◆ Exercise task
Copy every line of the data in which the word "Vocabulary" occurs.

◆ The records

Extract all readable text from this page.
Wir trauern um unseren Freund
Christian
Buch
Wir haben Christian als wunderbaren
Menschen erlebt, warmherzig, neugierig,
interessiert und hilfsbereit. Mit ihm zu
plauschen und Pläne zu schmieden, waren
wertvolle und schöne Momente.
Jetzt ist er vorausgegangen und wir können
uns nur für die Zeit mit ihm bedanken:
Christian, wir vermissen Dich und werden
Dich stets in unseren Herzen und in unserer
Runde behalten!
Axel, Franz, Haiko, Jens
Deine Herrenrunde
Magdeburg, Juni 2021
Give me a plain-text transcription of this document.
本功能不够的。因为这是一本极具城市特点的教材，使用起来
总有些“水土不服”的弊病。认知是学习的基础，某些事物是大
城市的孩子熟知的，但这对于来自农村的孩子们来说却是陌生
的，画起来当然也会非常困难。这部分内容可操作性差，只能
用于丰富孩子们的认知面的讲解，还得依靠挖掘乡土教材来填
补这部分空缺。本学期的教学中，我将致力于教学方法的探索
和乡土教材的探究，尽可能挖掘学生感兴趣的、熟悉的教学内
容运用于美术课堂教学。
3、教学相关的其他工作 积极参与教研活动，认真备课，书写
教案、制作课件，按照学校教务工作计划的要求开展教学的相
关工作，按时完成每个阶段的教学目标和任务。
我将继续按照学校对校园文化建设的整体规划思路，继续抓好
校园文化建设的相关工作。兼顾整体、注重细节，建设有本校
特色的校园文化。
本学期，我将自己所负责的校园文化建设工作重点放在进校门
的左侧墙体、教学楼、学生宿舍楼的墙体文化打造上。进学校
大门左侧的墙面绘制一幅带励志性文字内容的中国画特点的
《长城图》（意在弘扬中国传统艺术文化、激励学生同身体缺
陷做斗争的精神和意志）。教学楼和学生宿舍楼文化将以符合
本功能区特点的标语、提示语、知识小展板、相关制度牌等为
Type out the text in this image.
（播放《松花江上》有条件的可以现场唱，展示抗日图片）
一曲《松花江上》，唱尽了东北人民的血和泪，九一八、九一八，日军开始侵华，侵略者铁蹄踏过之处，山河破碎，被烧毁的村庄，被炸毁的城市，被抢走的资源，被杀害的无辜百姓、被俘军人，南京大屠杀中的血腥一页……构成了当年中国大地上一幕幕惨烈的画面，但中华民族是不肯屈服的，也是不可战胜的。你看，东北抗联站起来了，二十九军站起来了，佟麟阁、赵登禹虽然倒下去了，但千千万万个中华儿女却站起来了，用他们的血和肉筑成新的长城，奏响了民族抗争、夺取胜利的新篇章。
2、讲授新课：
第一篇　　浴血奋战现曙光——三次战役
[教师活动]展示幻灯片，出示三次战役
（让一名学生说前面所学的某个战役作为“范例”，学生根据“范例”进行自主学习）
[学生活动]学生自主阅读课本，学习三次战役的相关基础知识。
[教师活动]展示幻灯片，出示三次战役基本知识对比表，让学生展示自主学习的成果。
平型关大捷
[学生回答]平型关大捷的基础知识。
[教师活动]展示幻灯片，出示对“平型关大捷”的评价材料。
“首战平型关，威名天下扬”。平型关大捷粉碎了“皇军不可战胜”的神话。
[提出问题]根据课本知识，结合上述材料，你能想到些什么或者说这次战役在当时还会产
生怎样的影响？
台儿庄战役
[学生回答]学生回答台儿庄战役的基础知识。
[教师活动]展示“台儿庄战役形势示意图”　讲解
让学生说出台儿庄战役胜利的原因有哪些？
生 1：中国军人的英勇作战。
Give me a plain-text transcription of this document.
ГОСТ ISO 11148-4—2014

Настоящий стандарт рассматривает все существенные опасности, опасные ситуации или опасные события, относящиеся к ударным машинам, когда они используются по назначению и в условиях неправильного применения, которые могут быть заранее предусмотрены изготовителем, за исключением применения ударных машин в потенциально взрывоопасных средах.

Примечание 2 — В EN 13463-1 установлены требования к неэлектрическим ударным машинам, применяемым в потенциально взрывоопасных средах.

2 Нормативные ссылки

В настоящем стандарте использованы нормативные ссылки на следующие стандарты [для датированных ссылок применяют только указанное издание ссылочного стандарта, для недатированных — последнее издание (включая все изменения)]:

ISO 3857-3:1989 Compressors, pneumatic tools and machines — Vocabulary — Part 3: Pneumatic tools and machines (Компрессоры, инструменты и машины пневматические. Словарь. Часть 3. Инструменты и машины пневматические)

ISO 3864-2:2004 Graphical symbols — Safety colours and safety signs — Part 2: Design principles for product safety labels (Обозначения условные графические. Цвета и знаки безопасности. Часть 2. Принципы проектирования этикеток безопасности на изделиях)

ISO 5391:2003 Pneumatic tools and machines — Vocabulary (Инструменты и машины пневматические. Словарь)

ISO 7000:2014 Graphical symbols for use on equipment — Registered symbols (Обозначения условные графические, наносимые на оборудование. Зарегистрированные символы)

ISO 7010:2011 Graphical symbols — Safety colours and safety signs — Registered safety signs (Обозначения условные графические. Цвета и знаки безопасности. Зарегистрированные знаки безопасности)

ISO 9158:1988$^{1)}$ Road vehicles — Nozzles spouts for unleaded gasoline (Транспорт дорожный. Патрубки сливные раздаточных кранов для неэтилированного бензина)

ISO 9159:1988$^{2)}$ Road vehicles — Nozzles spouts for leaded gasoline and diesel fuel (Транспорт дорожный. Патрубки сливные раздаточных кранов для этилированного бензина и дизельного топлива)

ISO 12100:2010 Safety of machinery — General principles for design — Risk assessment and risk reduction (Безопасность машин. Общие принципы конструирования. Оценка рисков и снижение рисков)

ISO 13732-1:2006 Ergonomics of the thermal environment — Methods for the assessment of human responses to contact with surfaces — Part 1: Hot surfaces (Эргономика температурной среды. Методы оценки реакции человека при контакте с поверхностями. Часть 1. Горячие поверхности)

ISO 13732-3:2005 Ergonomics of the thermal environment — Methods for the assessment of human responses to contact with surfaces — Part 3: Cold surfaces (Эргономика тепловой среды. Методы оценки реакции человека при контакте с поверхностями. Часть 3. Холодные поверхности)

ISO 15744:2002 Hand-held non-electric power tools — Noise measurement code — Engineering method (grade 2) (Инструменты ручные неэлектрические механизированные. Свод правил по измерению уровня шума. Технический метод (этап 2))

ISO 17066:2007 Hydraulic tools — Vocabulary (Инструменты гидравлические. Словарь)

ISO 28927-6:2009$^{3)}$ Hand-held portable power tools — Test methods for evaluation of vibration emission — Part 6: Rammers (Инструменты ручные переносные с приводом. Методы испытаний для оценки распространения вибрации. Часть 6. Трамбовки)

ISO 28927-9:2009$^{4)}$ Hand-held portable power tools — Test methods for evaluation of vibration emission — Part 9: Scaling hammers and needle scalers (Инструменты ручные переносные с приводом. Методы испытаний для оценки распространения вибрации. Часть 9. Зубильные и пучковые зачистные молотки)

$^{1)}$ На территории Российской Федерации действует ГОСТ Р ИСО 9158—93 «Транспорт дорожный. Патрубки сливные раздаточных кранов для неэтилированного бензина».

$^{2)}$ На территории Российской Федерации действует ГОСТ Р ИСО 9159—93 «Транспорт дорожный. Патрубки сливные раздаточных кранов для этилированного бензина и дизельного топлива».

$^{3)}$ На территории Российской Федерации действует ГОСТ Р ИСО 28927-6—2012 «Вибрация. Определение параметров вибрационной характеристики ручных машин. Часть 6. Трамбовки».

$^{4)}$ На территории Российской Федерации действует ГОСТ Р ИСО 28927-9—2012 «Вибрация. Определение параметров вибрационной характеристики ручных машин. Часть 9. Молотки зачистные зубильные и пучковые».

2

◆ Output for this exercise
ISO 3857-3:1989 Compressors, pneumatic tools and machines — Vocabulary — Part 3: Pneumatic tools and machines (Компрессоры, инструменты и машины пневматические. Словарь. Часть 3. Инструменты и машины пневматические)
ISO 5391:2003 Pneumatic tools and machines — Vocabulary (Инструменты и машины пневматические. Словарь)
ISO 17066:2007 Hydraulic tools — Vocabulary (Инструменты гидравлические. Словарь)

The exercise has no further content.